- **Written request**:
Check every line of the entries that follow, and copy the ones containing "JAPAN".

──────── Listing

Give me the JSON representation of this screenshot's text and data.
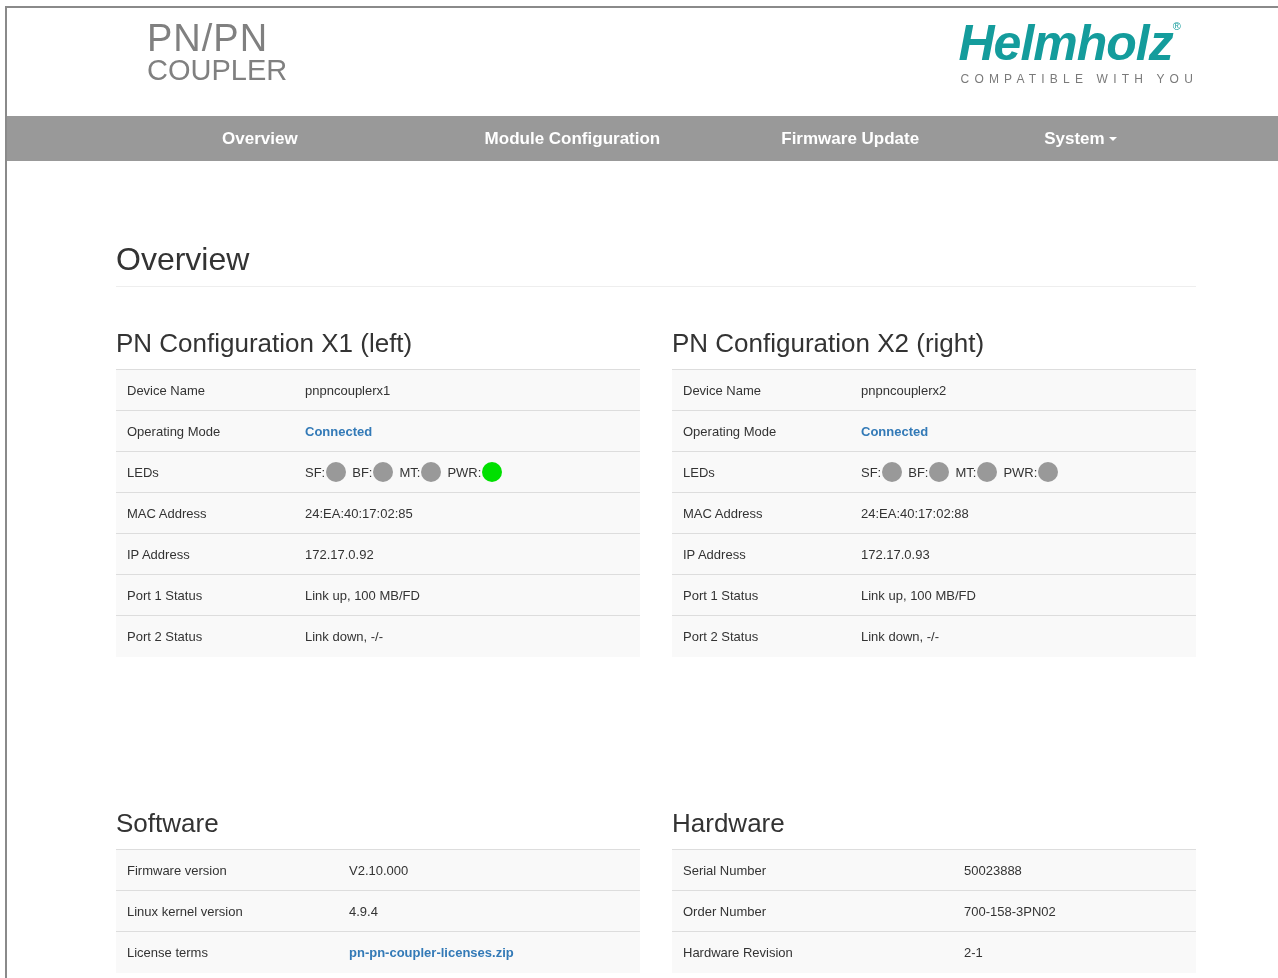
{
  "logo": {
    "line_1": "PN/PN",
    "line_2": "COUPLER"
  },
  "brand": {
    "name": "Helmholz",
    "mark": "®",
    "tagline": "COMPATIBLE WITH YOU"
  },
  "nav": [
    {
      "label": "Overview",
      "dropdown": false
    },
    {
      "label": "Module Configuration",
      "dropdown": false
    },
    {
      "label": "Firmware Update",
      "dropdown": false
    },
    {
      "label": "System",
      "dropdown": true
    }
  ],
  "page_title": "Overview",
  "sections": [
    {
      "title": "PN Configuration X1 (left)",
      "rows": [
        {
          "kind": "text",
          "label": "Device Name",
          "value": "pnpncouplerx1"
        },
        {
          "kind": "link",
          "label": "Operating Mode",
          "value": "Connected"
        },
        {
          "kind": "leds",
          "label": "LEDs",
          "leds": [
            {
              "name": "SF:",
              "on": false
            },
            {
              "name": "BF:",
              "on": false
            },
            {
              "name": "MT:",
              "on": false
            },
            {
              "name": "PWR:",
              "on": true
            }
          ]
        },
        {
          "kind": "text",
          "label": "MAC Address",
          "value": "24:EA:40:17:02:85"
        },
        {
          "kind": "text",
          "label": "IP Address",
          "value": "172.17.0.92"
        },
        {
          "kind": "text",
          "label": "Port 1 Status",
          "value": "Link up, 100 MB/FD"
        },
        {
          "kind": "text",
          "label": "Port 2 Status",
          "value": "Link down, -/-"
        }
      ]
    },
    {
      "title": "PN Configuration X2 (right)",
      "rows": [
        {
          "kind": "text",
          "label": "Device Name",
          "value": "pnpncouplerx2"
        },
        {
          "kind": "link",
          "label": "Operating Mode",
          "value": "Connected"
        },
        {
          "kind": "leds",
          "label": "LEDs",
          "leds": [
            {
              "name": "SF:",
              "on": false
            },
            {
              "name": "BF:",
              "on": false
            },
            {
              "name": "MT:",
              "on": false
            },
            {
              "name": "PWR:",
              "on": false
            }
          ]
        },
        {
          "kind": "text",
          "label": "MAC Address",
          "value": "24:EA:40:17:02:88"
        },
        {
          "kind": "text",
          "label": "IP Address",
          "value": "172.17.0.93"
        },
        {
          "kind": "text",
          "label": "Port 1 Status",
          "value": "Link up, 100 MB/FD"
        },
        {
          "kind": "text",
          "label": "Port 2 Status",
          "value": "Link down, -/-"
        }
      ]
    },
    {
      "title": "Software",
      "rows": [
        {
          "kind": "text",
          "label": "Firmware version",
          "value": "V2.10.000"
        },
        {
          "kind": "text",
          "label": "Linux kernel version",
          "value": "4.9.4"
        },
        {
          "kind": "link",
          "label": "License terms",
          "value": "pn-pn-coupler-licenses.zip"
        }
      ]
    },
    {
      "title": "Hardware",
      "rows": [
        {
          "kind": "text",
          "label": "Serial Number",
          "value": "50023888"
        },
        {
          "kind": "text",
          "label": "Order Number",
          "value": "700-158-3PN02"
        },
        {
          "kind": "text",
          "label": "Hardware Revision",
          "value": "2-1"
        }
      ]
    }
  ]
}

────────────────
──────── Listing

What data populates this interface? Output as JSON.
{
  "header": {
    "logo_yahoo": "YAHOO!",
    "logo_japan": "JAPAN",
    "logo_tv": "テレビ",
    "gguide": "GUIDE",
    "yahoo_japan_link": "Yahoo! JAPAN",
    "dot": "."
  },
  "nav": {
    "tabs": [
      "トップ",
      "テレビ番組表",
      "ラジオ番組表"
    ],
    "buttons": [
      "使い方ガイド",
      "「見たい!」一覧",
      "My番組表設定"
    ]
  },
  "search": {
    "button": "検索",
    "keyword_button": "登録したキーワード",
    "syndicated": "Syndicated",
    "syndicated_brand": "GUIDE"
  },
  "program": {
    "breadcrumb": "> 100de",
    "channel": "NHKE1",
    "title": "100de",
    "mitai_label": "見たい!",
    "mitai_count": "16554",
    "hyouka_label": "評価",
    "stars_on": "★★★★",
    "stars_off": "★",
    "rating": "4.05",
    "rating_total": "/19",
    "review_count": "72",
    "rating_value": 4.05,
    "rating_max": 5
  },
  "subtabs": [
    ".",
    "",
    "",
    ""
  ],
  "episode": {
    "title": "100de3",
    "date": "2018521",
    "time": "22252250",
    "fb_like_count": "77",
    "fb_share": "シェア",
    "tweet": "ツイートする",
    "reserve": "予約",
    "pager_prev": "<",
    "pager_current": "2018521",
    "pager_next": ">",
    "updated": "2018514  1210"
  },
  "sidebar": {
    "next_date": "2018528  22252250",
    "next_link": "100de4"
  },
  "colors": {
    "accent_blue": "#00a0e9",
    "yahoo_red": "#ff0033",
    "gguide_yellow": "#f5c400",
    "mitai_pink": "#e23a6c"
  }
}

────────────────

- **Task result**:
    "logo_japan": "JAPAN",
    "yahoo_japan_link": "Yahoo! JAPAN",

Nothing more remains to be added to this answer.